Go through the entries below and copy each line containing the word "készült".

-- WORKING DATA start --

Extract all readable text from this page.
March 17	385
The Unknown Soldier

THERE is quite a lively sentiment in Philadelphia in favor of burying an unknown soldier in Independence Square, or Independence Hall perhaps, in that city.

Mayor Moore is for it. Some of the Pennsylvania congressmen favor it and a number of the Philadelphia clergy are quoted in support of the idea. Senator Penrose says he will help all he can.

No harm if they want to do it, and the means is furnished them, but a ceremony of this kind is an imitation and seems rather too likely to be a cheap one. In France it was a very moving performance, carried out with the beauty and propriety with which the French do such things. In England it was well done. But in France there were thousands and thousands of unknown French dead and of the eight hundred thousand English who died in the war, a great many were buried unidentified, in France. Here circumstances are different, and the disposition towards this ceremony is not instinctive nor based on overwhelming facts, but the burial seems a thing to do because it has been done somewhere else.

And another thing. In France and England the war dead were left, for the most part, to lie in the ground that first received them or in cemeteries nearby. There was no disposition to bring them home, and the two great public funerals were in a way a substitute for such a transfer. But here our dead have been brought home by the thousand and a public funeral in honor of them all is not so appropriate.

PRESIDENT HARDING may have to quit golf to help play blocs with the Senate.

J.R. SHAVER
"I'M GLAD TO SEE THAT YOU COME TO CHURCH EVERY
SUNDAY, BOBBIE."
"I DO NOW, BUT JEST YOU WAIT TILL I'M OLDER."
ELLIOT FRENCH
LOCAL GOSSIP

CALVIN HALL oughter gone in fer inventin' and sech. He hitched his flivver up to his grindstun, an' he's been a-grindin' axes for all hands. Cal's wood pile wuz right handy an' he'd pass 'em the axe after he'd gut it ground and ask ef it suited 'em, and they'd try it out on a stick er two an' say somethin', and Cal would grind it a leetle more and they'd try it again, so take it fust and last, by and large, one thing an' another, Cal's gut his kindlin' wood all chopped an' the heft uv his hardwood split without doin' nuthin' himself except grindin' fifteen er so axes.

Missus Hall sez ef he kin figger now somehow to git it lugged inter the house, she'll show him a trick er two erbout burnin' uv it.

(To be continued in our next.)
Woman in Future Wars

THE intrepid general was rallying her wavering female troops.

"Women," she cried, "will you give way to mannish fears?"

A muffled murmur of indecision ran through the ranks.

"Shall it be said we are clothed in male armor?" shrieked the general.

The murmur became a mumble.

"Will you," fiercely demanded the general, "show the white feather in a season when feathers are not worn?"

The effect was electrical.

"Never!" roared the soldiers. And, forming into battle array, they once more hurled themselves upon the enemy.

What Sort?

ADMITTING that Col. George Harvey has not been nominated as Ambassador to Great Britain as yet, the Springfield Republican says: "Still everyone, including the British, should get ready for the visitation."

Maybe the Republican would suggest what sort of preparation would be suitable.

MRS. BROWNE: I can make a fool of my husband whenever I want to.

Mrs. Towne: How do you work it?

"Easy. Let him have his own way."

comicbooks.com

-- WORKING DATA end --
-- WORKING DATA start --

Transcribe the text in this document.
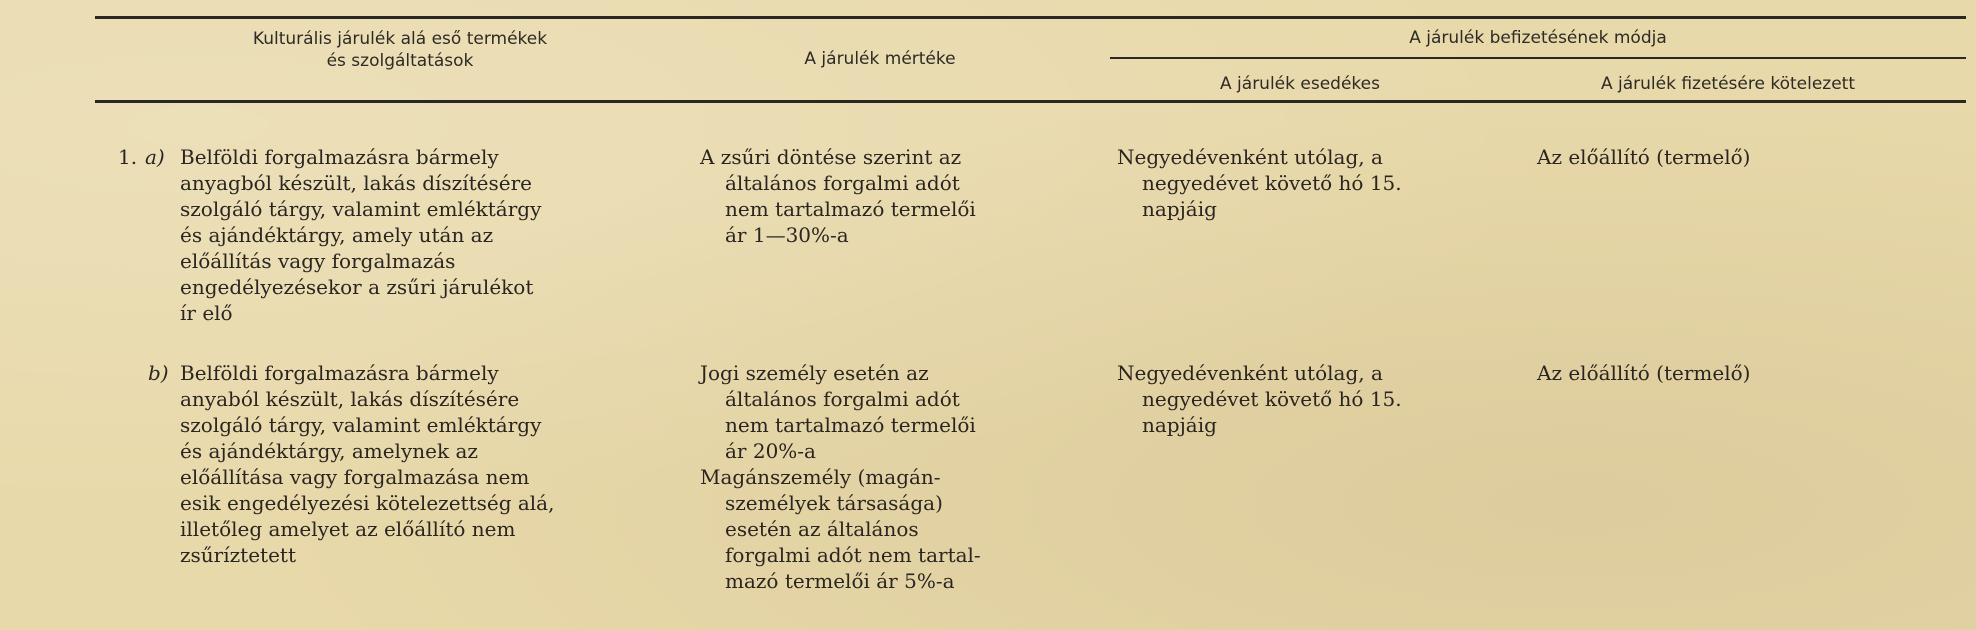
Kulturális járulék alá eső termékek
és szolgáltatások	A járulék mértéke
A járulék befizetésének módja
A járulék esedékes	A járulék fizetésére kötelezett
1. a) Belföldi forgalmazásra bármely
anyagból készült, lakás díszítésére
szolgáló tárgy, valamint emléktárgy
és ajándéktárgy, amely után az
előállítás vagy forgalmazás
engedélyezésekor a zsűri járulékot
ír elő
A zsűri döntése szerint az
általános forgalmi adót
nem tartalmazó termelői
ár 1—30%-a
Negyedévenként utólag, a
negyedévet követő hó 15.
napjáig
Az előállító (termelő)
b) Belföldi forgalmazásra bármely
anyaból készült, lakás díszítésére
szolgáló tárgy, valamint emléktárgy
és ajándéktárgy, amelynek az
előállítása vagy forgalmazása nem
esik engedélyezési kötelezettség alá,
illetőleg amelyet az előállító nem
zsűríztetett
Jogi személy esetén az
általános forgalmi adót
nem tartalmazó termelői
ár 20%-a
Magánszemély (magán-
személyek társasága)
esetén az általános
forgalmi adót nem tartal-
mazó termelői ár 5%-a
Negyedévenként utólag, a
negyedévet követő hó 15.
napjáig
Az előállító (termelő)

-- WORKING DATA end --

▶ _RESPONSE TO THIS EXERCISE_
anyagból készült, lakás díszítésére
anyaból készült, lakás díszítésére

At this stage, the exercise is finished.